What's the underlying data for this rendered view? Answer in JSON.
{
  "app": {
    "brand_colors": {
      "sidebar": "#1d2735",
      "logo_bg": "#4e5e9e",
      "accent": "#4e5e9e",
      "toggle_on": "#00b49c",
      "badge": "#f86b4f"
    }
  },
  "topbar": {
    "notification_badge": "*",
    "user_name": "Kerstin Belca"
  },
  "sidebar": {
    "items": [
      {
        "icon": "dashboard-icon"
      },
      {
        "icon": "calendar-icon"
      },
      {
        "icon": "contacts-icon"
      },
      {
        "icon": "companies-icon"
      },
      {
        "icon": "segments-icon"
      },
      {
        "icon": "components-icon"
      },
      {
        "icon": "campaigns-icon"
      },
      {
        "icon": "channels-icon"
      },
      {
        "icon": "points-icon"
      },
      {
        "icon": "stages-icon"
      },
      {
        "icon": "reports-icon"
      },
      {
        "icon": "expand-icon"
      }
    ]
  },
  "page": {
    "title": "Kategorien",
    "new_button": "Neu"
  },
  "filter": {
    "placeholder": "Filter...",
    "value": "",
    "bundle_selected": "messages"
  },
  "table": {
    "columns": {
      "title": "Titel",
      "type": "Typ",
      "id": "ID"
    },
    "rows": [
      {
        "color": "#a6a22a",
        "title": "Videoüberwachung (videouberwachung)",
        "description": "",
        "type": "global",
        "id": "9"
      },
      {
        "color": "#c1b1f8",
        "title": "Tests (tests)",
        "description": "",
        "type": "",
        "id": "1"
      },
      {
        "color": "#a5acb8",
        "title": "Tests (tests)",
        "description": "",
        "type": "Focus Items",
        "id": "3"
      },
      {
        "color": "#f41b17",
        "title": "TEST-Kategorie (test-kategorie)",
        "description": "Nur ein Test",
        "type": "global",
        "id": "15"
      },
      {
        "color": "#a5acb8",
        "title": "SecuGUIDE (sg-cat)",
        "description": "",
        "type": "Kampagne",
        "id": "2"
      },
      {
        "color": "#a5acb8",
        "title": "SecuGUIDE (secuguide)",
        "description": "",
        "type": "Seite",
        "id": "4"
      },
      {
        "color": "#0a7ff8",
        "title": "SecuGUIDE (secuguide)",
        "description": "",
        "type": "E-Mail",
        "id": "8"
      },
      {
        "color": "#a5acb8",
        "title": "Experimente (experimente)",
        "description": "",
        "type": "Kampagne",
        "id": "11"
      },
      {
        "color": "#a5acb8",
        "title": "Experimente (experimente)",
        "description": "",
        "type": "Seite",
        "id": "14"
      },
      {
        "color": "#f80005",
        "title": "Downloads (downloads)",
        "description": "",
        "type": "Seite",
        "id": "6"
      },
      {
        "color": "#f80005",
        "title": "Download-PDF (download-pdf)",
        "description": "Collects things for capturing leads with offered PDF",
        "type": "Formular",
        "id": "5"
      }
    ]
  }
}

● **Exercise**
Write the data back out verbatim.

● **Task response**
What's the underlying data for this rendered view? Answer in JSON.
{
  "app": {
    "brand_colors": {
      "sidebar": "#1d2735",
      "logo_bg": "#4e5e9e",
      "accent": "#4e5e9e",
      "toggle_on": "#00b49c",
      "badge": "#f86b4f"
    }
  },
  "topbar": {
    "notification_badge": "*",
    "user_name": "Kerstin Belca"
  },
  "sidebar": {
    "items": [
      {
        "icon": "dashboard-icon"
      },
      {
        "icon": "calendar-icon"
      },
      {
        "icon": "contacts-icon"
      },
      {
        "icon": "companies-icon"
      },
      {
        "icon": "segments-icon"
      },
      {
        "icon": "components-icon"
      },
      {
        "icon": "campaigns-icon"
      },
      {
        "icon": "channels-icon"
      },
      {
        "icon": "points-icon"
      },
      {
        "icon": "stages-icon"
      },
      {
        "icon": "reports-icon"
      },
      {
        "icon": "expand-icon"
      }
    ]
  },
  "page": {
    "title": "Kategorien",
    "new_button": "Neu"
  },
  "filter": {
    "placeholder": "Filter...",
    "value": "",
    "bundle_selected": "messages"
  },
  "table": {
    "columns": {
      "title": "Titel",
      "type": "Typ",
      "id": "ID"
    },
    "rows": [
      {
        "color": "#a6a22a",
        "title": "Videoüberwachung (videouberwachung)",
        "description": "",
        "type": "global",
        "id": "9"
      },
      {
        "color": "#c1b1f8",
        "title": "Tests (tests)",
        "description": "",
        "type": "",
        "id": "1"
      },
      {
        "color": "#a5acb8",
        "title": "Tests (tests)",
        "description": "",
        "type": "Focus Items",
        "id": "3"
      },
      {
        "color": "#f41b17",
        "title": "TEST-Kategorie (test-kategorie)",
        "description": "Nur ein Test",
        "type": "global",
        "id": "15"
      },
      {
        "color": "#a5acb8",
        "title": "SecuGUIDE (sg-cat)",
        "description": "",
        "type": "Kampagne",
        "id": "2"
      },
      {
        "color": "#a5acb8",
        "title": "SecuGUIDE (secuguide)",
        "description": "",
        "type": "Seite",
        "id": "4"
      },
      {
        "color": "#0a7ff8",
        "title": "SecuGUIDE (secuguide)",
        "description": "",
        "type": "E-Mail",
        "id": "8"
      },
      {
        "color": "#a5acb8",
        "title": "Experimente (experimente)",
        "description": "",
        "type": "Kampagne",
        "id": "11"
      },
      {
        "color": "#a5acb8",
        "title": "Experimente (experimente)",
        "description": "",
        "type": "Seite",
        "id": "14"
      },
      {
        "color": "#f80005",
        "title": "Downloads (downloads)",
        "description": "",
        "type": "Seite",
        "id": "6"
      },
      {
        "color": "#f80005",
        "title": "Download-PDF (download-pdf)",
        "description": "Collects things for capturing leads with offered PDF",
        "type": "Formular",
        "id": "5"
      }
    ]
  }
}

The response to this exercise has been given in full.